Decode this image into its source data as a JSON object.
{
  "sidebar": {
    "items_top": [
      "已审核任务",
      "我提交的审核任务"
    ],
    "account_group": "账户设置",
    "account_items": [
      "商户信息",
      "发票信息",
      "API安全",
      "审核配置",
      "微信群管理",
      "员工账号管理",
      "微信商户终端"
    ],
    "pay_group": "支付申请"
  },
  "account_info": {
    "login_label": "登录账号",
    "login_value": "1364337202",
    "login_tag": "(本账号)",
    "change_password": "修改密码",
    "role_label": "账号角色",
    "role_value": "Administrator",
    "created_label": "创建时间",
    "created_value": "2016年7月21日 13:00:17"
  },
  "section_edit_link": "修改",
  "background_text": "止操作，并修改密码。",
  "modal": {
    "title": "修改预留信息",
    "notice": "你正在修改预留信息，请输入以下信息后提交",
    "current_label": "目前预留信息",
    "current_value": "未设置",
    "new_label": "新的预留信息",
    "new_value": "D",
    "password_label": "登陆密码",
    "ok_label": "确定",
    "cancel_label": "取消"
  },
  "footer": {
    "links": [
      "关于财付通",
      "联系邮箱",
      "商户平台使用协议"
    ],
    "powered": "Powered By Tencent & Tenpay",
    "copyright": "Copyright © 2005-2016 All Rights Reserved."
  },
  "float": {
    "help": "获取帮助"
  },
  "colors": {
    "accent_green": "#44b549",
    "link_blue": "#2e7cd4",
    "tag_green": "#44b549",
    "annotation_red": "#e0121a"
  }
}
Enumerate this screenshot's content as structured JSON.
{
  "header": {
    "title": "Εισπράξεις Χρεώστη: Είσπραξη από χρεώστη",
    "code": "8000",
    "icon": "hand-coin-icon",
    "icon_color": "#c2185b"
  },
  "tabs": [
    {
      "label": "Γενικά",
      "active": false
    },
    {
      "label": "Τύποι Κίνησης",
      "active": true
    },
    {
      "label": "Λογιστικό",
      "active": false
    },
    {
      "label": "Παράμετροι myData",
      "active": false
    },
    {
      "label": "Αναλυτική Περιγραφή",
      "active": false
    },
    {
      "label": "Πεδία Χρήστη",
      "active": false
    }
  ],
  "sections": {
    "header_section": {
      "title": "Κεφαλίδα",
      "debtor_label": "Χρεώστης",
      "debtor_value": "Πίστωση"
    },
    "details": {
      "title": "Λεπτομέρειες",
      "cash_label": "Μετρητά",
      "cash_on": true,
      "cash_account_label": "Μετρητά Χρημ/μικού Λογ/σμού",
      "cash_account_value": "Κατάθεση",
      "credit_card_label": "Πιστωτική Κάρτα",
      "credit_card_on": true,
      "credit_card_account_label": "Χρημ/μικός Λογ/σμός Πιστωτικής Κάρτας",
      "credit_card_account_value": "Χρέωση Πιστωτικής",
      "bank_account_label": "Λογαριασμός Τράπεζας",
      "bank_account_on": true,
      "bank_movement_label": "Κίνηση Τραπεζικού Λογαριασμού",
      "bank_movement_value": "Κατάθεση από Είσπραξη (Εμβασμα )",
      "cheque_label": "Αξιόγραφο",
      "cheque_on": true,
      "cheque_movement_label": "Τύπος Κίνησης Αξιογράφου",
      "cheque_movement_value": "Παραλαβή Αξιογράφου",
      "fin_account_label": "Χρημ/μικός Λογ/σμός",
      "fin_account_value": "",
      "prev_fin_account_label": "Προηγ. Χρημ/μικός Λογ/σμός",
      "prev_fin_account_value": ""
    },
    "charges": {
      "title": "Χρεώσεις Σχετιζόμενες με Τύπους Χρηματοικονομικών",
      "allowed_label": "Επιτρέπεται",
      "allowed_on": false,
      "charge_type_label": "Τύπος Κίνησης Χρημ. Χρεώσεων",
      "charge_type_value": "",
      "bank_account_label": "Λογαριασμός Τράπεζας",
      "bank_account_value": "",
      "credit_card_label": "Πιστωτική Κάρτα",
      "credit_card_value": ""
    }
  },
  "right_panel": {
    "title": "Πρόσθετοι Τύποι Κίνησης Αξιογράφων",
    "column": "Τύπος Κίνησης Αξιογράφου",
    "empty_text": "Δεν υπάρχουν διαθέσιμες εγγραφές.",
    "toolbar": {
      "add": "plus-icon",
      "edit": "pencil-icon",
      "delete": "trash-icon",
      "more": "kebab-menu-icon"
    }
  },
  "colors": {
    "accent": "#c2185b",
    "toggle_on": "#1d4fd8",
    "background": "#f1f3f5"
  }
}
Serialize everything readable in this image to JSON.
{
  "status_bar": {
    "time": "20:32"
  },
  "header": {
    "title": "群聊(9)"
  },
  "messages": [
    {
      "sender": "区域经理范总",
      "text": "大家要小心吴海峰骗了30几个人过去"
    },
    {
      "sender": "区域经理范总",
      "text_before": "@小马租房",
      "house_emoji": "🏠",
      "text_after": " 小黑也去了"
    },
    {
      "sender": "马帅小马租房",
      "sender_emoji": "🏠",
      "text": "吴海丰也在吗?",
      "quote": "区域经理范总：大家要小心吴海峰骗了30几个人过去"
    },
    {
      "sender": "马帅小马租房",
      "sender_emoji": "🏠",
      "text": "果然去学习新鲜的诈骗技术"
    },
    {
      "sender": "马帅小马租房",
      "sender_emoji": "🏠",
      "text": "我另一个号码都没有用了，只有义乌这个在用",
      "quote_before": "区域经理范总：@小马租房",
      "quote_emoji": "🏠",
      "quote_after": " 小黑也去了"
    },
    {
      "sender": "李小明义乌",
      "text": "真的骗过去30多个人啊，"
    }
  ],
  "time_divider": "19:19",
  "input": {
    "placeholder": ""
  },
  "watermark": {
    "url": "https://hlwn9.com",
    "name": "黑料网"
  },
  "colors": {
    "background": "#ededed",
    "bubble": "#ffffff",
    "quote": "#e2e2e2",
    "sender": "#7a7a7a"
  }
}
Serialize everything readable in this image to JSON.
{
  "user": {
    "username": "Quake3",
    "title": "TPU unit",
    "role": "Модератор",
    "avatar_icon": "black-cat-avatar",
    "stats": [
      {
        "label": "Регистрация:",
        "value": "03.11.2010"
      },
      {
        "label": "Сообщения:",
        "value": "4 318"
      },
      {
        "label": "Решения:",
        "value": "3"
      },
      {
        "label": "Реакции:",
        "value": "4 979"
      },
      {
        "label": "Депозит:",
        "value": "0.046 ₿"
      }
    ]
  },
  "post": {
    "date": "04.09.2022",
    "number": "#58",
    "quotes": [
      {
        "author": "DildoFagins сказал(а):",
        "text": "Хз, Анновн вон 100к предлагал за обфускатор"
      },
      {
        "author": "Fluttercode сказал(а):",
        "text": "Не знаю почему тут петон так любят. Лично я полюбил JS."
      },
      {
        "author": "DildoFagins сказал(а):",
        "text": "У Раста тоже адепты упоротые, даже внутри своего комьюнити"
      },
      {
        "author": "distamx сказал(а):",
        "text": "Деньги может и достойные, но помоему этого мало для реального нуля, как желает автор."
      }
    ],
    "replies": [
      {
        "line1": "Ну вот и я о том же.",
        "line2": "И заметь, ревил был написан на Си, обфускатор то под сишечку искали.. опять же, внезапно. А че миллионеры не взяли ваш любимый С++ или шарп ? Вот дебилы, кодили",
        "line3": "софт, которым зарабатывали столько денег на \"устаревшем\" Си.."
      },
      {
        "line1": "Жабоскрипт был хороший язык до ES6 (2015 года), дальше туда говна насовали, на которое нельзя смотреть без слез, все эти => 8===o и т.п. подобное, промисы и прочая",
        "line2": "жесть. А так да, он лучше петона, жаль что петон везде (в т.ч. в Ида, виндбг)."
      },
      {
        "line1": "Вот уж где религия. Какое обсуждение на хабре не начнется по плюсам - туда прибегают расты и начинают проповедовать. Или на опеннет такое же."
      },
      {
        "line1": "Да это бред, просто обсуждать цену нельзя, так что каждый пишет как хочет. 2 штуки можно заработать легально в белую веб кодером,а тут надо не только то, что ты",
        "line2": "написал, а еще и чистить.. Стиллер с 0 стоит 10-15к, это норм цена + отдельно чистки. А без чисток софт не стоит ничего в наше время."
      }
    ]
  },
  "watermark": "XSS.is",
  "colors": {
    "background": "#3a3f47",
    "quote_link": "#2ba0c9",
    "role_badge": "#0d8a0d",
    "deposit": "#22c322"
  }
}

▶ Your goal:
Locate and copy each line in the data above that includes the word "сказал".

▶ Output below:
        "author": "DildoFagins сказал(а):",
        "author": "Fluttercode сказал(а):",
        "author": "DildoFagins сказал(а):",
        "author": "distamx сказал(а):",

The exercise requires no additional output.